Go through the listing below and gather every line with the word "chevron".

Records for the exercise:
# # #

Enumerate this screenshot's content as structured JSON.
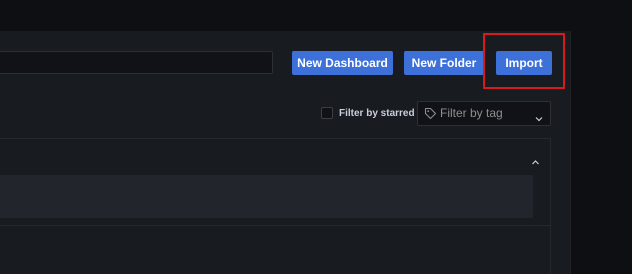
{
  "search": {
    "value": "",
    "placeholder": ""
  },
  "toolbar": {
    "new_dashboard_label": "New Dashboard",
    "new_folder_label": "New Folder",
    "import_label": "Import"
  },
  "filters": {
    "starred_label": "Filter by starred",
    "starred_checked": false,
    "tag_placeholder": "Filter by tag",
    "tag_icon": "tag-icon",
    "dropdown_icon": "chevron-down-icon"
  },
  "folder": {
    "collapse_icon": "chevron-up-icon"
  },
  "colors": {
    "primary_button": "#3d71d9",
    "highlight": "#d71920",
    "panel_background": "#181b1f",
    "page_background": "#0e0f12"
  }
}
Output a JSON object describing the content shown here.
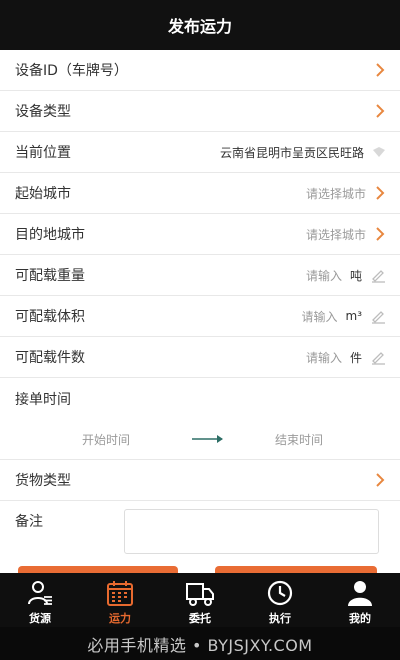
{
  "header": {
    "title": "发布运力"
  },
  "form": {
    "device_id": {
      "label": "设备ID（车牌号）"
    },
    "device_type": {
      "label": "设备类型"
    },
    "location": {
      "label": "当前位置",
      "value": "云南省昆明市呈贡区民旺路"
    },
    "origin_city": {
      "label": "起始城市",
      "placeholder": "请选择城市"
    },
    "dest_city": {
      "label": "目的地城市",
      "placeholder": "请选择城市"
    },
    "weight": {
      "label": "可配载重量",
      "placeholder": "请输入",
      "unit": "吨"
    },
    "volume": {
      "label": "可配载体积",
      "placeholder": "请输入",
      "unit": "m³"
    },
    "pieces": {
      "label": "可配载件数",
      "placeholder": "请输入",
      "unit": "件"
    },
    "order_time": {
      "label": "接单时间",
      "start_placeholder": "开始时间",
      "end_placeholder": "结束时间"
    },
    "cargo_type": {
      "label": "货物类型"
    },
    "notes": {
      "label": "备注",
      "value": ""
    }
  },
  "tabbar": {
    "active": "运力",
    "accent": "#e86a2f",
    "items": [
      {
        "label": "货源",
        "icon": "user-list-icon"
      },
      {
        "label": "运力",
        "icon": "calendar-icon"
      },
      {
        "label": "委托",
        "icon": "truck-icon"
      },
      {
        "label": "执行",
        "icon": "clock-icon"
      },
      {
        "label": "我的",
        "icon": "person-icon"
      }
    ]
  },
  "watermark": {
    "text": "必用手机精选 • BYJSJXY.COM"
  }
}
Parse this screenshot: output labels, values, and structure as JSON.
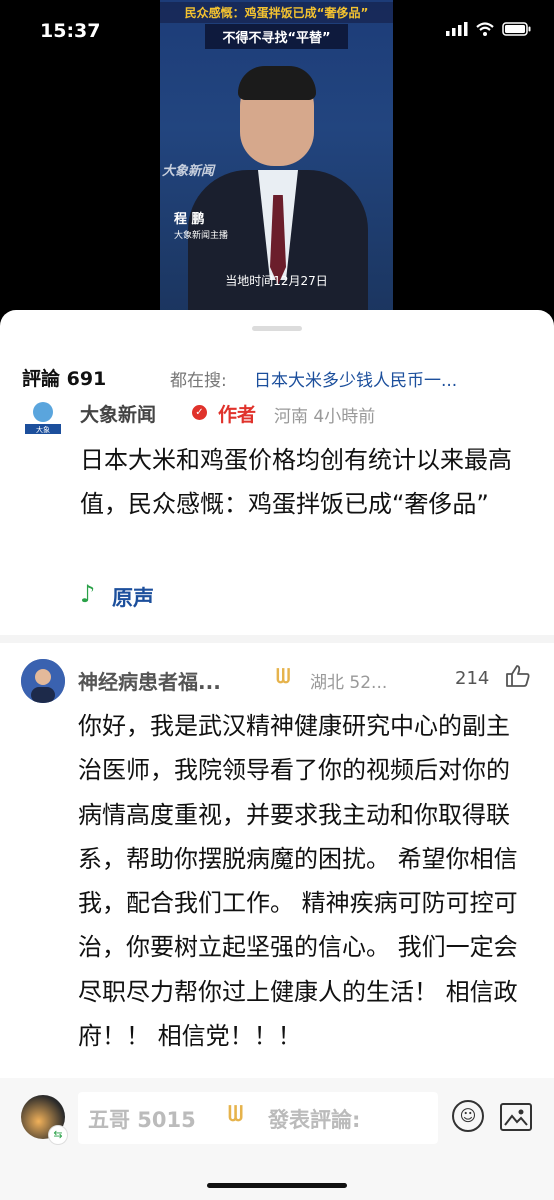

# # #

Written solution:
    "dropdown_icon": "chevron-down-icon"
    "collapse_icon": "chevron-up-icon"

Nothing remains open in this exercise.